▸ Passage provided
▬▬▬▬▬▬

Good Links vs. Bad Links:
As mentioned, PageRank is only one of many attributes that SEO experts consider when evaluating sites for increased ranking potential. But since that isn’t going to be updated anytime soon, it’s high time to look into other ways to assess a website for content or link opportunities. Majestic SEO’s Citation to Trust Flow is steadily growing in popularity as a way to measure the quality of a profile based on the Majestic Million domains. Alexa Ranking and SEMrush are also great resources to pull site analytics from. As with PageRank, one metric cannot solely determine overall quality, and every webmaster should consider several other factors when assessing the authority of their website.
From our desks to yours, the following Link Quality Checklist is a great resource we use when evaluating the quality of a site and potential link or content placement opportunities:
- Relevance – Are the links and content relevant to the topic of the site?
- DA (domain authority) – Should be at least 30+.
- DO FOLLOW – Site should contain a healthy mix of outbound links with DO FOLLOW & NO FOLLOW tags.
- Spammy links – Site should not have any content or links to the following: Payday Loan – Advanced search command – site:verticalmeasures.com “payday loan,” Online Casino – Advanced search command – site:verticalmeasures.com “online casino,” Porn – Advanced search command – site:verticalmeasures.com “porn,” Pills – Advanced search command – site:verticalmeasures.com “pills”

▬▬▬▬▬▬

▸ Study material
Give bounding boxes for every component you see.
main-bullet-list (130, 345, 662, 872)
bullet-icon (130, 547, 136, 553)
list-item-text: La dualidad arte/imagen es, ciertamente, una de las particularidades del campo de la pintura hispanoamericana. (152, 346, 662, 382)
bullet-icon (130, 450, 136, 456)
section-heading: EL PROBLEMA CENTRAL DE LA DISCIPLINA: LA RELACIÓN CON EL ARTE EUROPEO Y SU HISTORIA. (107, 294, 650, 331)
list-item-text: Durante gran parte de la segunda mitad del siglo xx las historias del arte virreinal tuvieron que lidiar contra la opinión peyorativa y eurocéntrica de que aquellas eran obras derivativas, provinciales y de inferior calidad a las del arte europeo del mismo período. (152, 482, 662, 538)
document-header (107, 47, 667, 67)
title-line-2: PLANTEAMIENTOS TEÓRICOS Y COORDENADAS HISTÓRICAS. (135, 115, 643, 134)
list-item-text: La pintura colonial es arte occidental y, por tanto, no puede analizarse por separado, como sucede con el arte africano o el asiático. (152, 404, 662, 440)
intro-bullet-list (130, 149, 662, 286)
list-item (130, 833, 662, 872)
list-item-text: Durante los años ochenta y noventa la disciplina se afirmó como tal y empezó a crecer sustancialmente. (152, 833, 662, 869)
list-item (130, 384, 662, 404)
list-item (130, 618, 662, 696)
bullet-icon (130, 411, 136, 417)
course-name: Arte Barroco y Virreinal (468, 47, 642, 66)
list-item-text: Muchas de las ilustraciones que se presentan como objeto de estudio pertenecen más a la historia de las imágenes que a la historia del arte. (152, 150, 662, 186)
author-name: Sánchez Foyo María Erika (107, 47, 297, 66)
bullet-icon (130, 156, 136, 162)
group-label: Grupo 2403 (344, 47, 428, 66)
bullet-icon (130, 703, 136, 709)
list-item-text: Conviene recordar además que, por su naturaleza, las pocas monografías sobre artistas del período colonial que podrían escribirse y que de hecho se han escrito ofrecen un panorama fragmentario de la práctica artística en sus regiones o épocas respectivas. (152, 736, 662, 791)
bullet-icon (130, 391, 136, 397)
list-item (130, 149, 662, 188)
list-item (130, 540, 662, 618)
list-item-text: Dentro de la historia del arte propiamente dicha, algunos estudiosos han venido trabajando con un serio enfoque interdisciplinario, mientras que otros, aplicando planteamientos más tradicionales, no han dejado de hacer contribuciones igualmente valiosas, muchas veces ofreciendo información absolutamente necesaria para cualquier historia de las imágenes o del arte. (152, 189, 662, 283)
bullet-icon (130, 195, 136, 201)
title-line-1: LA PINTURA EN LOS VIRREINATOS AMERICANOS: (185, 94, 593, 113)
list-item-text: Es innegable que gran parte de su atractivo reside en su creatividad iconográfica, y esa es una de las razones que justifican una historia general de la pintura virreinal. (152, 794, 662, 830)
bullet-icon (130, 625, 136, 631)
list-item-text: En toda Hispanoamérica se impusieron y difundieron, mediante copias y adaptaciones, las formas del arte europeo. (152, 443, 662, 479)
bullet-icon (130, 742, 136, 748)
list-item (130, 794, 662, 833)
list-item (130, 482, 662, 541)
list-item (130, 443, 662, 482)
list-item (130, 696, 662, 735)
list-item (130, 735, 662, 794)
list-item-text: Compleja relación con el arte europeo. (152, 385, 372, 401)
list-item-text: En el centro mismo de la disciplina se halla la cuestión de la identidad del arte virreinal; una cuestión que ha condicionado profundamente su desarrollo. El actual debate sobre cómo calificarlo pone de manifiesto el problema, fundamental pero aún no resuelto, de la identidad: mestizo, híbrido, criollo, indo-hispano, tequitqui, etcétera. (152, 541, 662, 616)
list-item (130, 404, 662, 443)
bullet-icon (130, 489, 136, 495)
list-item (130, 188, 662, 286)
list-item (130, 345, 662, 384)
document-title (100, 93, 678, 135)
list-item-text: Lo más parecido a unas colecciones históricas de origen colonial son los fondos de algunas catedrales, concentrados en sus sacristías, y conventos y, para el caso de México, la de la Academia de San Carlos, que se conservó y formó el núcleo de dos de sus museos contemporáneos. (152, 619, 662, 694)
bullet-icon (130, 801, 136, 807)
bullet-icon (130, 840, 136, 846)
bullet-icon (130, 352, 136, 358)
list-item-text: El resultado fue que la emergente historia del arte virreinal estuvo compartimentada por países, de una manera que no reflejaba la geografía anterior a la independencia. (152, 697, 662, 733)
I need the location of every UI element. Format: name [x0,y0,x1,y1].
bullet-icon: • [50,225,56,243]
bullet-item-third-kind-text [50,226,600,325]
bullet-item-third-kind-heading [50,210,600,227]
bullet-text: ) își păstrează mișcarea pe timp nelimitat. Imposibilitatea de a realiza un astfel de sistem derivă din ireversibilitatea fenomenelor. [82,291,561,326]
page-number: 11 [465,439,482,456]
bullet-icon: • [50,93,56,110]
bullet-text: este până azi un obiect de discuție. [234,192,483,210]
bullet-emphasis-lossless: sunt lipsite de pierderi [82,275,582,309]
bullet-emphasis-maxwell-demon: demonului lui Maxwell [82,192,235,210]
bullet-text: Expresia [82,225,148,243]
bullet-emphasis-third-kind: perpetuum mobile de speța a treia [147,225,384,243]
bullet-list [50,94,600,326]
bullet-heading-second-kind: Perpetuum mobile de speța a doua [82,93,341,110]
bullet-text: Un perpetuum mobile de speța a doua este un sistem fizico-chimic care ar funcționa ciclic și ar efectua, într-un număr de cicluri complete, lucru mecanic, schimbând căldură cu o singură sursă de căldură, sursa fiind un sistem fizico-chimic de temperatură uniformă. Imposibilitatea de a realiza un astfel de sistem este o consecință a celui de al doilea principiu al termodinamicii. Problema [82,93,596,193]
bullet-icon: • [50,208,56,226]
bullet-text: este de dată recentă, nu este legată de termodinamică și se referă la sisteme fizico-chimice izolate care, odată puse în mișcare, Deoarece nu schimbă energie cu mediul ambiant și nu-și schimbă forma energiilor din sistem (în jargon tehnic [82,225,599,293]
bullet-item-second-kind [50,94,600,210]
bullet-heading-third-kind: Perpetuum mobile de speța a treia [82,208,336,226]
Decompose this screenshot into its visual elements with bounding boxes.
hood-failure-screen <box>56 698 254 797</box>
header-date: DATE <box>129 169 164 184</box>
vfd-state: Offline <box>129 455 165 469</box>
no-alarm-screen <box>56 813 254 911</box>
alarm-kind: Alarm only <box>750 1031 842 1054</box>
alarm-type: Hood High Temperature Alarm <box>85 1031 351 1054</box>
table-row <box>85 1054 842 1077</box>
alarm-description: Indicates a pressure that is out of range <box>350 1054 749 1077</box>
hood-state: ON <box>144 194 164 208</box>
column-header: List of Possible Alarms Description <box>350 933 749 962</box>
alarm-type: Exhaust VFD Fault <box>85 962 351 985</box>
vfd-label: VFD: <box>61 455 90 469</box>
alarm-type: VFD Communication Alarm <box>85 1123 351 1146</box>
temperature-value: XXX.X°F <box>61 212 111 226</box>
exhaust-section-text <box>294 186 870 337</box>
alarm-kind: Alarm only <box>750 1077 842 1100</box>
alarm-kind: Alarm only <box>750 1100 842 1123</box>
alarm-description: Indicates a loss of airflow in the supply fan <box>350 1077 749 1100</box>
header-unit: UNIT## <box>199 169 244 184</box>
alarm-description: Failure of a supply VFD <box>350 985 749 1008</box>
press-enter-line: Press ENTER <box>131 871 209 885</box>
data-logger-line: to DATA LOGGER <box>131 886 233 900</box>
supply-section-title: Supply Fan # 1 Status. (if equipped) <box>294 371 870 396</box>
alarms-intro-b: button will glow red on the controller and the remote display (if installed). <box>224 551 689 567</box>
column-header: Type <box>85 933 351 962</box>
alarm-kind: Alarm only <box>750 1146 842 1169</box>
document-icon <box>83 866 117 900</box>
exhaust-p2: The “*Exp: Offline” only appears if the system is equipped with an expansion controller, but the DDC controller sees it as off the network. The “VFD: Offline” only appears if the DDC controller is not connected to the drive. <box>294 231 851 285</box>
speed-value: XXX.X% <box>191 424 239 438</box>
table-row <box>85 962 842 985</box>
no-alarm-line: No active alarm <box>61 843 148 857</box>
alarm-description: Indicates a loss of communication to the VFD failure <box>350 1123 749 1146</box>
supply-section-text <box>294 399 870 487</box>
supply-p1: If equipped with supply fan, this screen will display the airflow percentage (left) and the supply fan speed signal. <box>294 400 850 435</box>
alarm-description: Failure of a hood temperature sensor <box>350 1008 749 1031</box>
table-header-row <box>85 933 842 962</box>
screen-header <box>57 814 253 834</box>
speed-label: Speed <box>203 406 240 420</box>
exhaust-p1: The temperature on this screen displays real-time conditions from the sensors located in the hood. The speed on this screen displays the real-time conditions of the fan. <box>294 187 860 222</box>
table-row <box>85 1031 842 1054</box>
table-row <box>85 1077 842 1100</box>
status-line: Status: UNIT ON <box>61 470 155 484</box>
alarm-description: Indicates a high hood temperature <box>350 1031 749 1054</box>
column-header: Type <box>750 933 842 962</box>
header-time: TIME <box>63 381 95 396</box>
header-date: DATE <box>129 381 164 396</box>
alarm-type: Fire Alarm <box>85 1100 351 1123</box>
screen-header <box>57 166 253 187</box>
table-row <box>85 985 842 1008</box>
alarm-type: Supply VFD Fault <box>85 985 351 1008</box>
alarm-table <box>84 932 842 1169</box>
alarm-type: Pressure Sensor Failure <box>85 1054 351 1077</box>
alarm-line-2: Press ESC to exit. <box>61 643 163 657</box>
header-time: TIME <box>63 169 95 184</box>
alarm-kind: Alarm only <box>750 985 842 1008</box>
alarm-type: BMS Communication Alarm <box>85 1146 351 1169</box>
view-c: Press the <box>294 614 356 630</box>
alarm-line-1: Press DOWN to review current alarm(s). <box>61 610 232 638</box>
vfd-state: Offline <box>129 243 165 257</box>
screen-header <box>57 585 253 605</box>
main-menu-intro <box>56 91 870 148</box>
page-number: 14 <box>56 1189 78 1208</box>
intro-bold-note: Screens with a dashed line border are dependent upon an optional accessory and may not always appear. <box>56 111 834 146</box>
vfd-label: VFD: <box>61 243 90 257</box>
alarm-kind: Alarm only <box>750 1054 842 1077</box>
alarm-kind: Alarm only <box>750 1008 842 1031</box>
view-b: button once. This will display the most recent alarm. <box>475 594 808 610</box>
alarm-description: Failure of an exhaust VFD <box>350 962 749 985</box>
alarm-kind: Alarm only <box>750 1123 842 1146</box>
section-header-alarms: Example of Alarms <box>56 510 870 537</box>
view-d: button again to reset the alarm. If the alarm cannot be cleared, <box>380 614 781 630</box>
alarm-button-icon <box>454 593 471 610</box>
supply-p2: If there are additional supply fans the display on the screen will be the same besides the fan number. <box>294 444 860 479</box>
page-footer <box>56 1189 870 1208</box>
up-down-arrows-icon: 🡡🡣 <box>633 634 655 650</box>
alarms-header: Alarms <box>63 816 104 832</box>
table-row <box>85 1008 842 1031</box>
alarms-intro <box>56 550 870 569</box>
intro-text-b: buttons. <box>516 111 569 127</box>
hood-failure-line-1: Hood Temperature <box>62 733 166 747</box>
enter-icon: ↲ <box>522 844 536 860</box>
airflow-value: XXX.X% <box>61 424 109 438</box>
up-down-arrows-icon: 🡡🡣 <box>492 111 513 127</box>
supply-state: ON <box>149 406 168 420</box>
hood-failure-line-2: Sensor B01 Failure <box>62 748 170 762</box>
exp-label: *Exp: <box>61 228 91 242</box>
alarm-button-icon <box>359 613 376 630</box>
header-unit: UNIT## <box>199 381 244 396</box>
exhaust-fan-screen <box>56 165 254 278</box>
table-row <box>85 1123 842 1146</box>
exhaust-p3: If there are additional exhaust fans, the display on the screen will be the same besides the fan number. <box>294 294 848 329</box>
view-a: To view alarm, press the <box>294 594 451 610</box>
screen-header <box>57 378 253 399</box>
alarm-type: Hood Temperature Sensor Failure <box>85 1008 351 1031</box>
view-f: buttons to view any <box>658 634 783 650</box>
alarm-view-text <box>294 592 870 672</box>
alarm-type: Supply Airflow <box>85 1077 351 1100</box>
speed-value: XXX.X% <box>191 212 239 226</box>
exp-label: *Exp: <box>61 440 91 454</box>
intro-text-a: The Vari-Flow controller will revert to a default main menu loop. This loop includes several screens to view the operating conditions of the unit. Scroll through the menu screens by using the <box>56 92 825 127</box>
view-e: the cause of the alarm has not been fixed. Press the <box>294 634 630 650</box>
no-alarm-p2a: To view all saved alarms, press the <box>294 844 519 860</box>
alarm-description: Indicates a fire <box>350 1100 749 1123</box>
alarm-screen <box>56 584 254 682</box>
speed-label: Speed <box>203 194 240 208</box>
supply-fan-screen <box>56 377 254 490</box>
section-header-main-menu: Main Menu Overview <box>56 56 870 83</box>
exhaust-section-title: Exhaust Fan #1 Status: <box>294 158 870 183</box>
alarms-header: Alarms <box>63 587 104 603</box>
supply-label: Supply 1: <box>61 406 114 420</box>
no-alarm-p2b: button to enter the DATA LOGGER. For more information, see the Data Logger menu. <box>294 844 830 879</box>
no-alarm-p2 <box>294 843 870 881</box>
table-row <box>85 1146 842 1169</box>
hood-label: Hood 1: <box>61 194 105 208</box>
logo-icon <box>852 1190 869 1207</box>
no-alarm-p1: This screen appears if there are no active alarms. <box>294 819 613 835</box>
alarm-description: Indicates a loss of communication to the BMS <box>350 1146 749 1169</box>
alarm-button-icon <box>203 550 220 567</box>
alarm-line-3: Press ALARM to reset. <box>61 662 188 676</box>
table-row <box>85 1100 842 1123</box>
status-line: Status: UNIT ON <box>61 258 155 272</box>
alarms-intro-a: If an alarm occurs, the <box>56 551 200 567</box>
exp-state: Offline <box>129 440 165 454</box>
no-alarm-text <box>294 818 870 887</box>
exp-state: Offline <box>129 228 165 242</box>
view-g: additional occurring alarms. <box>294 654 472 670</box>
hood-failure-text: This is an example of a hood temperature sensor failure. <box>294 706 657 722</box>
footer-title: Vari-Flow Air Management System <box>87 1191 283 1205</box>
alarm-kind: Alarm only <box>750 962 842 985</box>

▬▬▬▬▬▬

▸ Work request A
Using the passage on good and bad links, explain in one to three sentences why it says it's time to look for other ways to assess a website.
▸ Work request B
According to the passage on good and bad links, what should a site's domain authority be?
▸ Work request C
Please reproduce word for word everything in the passage on good and bad links from "From our desks" down to "at least 30+.".

▸ Answer box A
PageRank isn't going to be updated anytime soon, so other ways are needed to assess a website for content or link opportunities. PageRank is also only one of many attributes SEO experts consider, and no single metric can determine overall quality on its own.

▸ Answer box B
At least 30+.

▸ Answer box C
From our desks to yours, the following Link Quality Checklist is a great resource we use when evaluating the quality of a site and potential link or content placement opportunities:
- Relevance – Are the links and content relevant to the topic of the site?
- DA (domain authority) – Should be at least 30+.